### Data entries
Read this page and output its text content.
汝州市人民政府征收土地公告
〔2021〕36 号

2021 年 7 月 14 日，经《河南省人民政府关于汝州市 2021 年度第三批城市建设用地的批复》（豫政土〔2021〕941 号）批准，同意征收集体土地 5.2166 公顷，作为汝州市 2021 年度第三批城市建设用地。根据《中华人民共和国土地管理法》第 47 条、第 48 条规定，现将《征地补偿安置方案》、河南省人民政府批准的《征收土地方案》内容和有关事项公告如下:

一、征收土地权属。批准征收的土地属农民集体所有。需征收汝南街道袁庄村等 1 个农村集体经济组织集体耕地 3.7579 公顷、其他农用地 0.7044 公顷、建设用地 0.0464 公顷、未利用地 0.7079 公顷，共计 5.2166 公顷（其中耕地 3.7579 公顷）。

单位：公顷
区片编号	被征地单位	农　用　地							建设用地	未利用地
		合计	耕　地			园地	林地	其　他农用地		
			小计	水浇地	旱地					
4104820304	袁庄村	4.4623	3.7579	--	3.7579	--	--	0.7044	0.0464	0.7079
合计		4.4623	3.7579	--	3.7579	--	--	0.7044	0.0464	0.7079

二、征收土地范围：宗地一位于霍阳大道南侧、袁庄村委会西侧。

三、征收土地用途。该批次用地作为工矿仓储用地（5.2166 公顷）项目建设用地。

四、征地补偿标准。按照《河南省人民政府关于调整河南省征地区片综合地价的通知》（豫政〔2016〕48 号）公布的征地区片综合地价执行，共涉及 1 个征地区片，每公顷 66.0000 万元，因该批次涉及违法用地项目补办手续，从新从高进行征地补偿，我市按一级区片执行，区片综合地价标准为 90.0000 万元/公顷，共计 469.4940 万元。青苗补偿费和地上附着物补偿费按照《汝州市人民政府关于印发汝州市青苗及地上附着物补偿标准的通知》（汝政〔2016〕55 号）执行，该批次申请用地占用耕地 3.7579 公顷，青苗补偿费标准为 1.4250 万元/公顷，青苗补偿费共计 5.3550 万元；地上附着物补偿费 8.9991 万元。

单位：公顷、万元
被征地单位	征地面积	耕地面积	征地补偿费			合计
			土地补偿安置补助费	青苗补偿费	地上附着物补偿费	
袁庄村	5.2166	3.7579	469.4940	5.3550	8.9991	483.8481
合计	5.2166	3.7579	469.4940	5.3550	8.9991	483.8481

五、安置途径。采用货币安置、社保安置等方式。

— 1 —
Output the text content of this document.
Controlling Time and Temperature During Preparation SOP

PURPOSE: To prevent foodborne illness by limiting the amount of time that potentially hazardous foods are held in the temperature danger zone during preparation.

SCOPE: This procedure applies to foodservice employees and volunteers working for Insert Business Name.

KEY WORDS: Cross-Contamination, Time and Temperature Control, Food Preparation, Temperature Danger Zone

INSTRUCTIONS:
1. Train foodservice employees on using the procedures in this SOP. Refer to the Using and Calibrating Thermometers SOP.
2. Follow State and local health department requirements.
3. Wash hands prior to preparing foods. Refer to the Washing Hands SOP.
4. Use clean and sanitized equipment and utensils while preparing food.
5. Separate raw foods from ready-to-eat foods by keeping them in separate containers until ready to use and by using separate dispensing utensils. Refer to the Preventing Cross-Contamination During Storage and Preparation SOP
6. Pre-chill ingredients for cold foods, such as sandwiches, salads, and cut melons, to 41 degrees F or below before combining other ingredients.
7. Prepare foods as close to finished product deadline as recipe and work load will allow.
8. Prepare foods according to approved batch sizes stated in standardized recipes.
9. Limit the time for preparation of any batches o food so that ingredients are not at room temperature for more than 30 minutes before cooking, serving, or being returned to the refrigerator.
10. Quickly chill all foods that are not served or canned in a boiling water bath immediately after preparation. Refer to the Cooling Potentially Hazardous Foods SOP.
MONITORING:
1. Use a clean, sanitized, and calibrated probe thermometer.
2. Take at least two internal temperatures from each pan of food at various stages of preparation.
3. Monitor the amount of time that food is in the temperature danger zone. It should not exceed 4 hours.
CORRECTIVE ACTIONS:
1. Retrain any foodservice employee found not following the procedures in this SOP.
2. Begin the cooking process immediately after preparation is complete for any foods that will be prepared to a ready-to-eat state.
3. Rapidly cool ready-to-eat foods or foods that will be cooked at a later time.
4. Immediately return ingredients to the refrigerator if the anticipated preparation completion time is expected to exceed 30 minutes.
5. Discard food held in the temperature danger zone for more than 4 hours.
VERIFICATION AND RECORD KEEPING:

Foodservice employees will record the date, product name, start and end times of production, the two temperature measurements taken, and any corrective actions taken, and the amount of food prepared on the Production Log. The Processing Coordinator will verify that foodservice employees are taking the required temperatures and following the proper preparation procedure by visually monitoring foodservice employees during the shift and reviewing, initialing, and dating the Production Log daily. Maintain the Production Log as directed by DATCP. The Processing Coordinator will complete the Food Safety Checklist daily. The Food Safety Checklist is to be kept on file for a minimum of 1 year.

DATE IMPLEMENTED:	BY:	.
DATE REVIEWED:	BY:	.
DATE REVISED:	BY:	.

### EXERCISE
Write only the number of lines that include "more".

### FINISHED ANSWER
2